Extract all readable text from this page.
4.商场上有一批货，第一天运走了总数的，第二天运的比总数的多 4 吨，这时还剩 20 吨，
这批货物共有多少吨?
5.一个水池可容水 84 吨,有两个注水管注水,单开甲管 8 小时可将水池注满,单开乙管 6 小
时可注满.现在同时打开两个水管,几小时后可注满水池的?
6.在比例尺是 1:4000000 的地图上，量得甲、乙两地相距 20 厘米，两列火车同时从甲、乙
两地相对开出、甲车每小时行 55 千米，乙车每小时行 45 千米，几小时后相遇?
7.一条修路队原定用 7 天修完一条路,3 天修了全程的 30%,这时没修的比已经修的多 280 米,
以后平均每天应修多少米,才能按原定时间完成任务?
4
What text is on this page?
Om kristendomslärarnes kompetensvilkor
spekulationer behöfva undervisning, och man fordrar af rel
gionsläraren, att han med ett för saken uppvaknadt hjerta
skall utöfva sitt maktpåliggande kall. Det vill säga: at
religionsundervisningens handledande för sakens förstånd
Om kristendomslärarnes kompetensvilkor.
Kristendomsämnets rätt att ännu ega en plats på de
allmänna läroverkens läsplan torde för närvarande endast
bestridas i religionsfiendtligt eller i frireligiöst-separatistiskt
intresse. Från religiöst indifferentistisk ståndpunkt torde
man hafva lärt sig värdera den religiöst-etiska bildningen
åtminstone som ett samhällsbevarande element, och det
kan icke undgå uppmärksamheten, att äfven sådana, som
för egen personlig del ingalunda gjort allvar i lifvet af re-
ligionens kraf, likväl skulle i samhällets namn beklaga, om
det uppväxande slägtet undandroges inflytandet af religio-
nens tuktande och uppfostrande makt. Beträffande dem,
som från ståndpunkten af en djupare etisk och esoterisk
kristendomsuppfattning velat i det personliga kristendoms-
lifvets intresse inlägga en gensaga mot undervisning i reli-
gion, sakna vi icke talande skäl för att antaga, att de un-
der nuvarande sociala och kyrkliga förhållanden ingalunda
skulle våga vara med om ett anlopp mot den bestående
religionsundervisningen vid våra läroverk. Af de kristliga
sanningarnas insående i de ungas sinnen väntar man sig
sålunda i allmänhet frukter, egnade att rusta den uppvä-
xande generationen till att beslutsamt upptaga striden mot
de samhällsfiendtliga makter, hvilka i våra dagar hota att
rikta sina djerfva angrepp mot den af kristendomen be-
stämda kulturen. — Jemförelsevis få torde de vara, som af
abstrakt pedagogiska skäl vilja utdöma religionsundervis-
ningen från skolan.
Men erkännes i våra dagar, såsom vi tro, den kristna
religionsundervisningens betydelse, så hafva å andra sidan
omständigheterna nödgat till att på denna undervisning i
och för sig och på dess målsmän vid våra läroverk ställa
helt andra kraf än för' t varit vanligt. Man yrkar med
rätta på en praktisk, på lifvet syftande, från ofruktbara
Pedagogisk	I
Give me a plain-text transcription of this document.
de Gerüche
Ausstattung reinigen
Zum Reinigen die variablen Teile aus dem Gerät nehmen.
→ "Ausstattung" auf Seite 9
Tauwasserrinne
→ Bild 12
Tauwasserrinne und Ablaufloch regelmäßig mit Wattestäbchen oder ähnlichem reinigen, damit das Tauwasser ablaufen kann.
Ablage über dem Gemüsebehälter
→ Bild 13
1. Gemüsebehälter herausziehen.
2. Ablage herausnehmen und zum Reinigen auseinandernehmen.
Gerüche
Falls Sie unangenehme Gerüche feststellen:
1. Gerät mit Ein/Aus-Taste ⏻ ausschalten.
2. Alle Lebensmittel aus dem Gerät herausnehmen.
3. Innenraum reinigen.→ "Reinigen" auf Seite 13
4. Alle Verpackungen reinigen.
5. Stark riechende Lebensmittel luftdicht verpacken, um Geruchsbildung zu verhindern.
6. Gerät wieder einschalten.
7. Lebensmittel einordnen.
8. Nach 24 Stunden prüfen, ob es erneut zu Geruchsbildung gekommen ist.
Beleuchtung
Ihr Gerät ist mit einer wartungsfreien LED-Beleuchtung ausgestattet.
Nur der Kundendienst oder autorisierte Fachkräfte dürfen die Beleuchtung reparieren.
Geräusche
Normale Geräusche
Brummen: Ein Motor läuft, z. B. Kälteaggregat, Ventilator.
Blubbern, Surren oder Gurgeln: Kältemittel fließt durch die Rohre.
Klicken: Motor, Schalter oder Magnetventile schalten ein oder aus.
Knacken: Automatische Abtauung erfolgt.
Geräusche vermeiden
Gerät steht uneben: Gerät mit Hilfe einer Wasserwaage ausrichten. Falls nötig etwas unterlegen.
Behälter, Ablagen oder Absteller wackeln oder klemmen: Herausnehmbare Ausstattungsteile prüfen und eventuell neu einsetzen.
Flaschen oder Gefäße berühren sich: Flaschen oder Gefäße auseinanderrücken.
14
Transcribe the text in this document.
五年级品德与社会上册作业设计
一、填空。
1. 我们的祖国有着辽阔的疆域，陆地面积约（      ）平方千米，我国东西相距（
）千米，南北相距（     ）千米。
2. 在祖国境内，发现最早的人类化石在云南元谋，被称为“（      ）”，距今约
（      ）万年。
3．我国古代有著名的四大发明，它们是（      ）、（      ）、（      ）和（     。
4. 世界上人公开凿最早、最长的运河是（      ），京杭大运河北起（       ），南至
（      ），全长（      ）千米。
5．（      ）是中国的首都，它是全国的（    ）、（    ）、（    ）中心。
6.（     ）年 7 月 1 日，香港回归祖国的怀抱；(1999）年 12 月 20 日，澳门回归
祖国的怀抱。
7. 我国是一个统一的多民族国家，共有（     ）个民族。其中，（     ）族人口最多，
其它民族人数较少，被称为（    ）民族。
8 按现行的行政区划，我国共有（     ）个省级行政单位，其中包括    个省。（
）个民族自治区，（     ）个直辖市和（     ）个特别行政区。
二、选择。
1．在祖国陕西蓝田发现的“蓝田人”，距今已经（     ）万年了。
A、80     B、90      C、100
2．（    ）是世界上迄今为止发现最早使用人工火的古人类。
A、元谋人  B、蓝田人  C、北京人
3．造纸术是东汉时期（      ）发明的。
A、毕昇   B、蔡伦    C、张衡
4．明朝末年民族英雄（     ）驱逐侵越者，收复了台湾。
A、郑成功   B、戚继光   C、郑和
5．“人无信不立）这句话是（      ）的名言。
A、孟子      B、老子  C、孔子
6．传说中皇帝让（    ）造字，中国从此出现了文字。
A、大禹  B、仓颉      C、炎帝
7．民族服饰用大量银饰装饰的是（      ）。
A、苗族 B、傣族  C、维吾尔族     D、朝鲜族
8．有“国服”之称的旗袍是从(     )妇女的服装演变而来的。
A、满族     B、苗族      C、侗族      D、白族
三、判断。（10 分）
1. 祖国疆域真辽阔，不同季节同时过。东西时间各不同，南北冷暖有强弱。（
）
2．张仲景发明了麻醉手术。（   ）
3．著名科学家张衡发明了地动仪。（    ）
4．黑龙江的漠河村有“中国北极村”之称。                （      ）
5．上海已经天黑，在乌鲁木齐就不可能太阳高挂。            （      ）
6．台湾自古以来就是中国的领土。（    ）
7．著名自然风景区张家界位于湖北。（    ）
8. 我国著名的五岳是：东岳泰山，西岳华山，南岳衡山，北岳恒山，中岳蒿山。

AIM | Take every line that includes the string "Alle" and copy it.

TASK RESULT |
2. Alle Lebensmittel aus dem Gerät herausnehmen.
4. Alle Verpackungen reinigen.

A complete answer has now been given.